• How to complete this task: From the data below, copy each line that includes the word "bewegen".

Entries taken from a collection
============

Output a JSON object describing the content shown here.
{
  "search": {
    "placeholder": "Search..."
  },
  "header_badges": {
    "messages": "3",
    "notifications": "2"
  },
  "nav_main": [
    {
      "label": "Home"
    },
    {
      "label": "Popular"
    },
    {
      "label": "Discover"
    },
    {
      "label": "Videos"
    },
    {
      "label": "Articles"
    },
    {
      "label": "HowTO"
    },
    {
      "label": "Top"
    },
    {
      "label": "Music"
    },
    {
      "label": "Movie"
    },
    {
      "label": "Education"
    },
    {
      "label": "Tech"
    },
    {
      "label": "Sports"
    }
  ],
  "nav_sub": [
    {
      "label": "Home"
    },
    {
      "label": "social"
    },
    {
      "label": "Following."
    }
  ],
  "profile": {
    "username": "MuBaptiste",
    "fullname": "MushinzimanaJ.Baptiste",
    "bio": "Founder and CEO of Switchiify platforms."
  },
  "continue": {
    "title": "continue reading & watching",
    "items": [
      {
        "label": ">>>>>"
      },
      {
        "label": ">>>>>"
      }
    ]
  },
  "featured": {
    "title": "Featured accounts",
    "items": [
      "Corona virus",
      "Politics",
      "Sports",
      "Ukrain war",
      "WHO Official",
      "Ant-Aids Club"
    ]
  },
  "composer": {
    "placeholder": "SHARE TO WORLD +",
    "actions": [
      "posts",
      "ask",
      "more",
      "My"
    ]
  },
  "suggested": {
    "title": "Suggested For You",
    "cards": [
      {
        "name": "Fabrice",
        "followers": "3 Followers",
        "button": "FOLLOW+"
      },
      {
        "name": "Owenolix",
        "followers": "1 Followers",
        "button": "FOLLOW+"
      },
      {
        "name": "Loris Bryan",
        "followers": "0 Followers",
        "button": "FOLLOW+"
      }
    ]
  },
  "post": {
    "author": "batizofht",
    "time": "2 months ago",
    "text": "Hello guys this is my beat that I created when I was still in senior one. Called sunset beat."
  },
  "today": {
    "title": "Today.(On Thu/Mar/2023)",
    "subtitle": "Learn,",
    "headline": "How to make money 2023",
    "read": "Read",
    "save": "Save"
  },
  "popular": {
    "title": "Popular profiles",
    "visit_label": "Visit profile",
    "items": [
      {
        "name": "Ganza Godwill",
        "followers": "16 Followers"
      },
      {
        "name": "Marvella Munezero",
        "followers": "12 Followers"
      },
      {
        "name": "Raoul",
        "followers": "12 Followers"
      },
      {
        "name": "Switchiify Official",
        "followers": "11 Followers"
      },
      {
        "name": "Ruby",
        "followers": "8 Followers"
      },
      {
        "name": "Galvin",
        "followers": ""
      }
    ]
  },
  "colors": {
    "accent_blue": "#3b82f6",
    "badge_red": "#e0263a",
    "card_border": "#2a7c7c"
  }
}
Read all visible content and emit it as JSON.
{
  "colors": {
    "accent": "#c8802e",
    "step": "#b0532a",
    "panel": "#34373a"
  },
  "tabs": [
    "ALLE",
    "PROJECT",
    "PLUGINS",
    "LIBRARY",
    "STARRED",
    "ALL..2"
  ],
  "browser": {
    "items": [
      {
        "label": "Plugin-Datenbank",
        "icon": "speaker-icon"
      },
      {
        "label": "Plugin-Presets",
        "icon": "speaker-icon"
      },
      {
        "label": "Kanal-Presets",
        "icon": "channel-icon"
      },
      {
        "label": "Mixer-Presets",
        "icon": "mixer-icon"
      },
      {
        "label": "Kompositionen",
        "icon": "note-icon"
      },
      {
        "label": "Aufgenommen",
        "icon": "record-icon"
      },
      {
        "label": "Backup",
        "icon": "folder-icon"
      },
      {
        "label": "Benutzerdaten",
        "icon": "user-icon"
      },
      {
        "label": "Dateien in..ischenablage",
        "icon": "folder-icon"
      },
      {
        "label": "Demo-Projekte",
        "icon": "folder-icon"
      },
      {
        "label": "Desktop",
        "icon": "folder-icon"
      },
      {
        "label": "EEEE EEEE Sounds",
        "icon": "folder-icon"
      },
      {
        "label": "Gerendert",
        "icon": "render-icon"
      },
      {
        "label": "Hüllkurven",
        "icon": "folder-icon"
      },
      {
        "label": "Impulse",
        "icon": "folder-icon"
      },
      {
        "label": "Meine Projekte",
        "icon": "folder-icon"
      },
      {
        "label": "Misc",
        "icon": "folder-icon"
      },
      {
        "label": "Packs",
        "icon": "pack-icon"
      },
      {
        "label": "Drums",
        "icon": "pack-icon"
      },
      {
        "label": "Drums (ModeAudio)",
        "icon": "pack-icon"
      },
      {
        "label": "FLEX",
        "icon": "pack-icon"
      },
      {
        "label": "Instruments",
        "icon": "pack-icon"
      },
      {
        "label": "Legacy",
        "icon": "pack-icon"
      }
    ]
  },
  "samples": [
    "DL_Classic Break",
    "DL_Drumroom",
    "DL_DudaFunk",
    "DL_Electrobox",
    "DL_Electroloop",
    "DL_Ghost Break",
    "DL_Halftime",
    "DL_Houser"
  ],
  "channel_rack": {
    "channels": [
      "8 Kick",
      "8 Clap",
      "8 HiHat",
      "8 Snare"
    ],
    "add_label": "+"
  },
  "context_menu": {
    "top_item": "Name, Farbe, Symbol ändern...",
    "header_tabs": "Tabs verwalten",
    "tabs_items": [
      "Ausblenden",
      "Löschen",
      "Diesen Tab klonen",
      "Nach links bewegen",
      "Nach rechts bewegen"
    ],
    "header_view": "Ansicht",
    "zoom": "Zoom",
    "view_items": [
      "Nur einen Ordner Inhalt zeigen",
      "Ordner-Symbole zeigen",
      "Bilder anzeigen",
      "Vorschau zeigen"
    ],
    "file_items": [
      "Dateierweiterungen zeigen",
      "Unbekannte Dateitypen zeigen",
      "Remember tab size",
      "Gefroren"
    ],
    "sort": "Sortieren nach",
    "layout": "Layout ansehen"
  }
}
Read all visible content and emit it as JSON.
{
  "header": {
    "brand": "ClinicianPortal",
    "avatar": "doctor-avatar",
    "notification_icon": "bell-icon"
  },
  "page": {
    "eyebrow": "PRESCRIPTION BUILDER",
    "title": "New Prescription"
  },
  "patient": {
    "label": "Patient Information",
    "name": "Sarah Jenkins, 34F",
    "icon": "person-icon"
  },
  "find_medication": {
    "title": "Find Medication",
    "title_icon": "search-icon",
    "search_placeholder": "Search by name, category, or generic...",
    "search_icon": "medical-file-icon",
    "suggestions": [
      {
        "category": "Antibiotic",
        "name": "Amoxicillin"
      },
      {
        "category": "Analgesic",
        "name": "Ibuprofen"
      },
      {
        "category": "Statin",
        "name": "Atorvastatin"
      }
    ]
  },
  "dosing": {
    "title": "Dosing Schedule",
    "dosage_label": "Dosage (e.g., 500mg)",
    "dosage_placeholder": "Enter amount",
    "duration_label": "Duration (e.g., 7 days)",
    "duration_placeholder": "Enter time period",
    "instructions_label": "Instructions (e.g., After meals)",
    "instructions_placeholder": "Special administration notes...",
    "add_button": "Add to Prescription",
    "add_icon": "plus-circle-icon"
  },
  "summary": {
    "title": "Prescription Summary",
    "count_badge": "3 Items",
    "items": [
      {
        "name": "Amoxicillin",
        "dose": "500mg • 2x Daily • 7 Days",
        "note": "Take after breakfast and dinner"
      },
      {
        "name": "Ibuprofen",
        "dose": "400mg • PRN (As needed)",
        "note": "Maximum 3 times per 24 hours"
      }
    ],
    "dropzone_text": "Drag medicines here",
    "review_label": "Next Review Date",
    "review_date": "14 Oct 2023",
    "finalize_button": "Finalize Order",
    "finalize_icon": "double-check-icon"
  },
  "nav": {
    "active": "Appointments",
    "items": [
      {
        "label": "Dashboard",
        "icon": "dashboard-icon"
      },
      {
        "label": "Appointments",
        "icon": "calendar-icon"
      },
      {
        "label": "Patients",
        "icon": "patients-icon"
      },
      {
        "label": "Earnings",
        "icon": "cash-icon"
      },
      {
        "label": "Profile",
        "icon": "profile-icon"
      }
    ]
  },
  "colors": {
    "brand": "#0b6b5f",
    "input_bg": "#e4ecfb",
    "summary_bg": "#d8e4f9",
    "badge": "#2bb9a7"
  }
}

============

• Solution for this exercise:
      "Nach links bewegen",
      "Nach rechts bewegen"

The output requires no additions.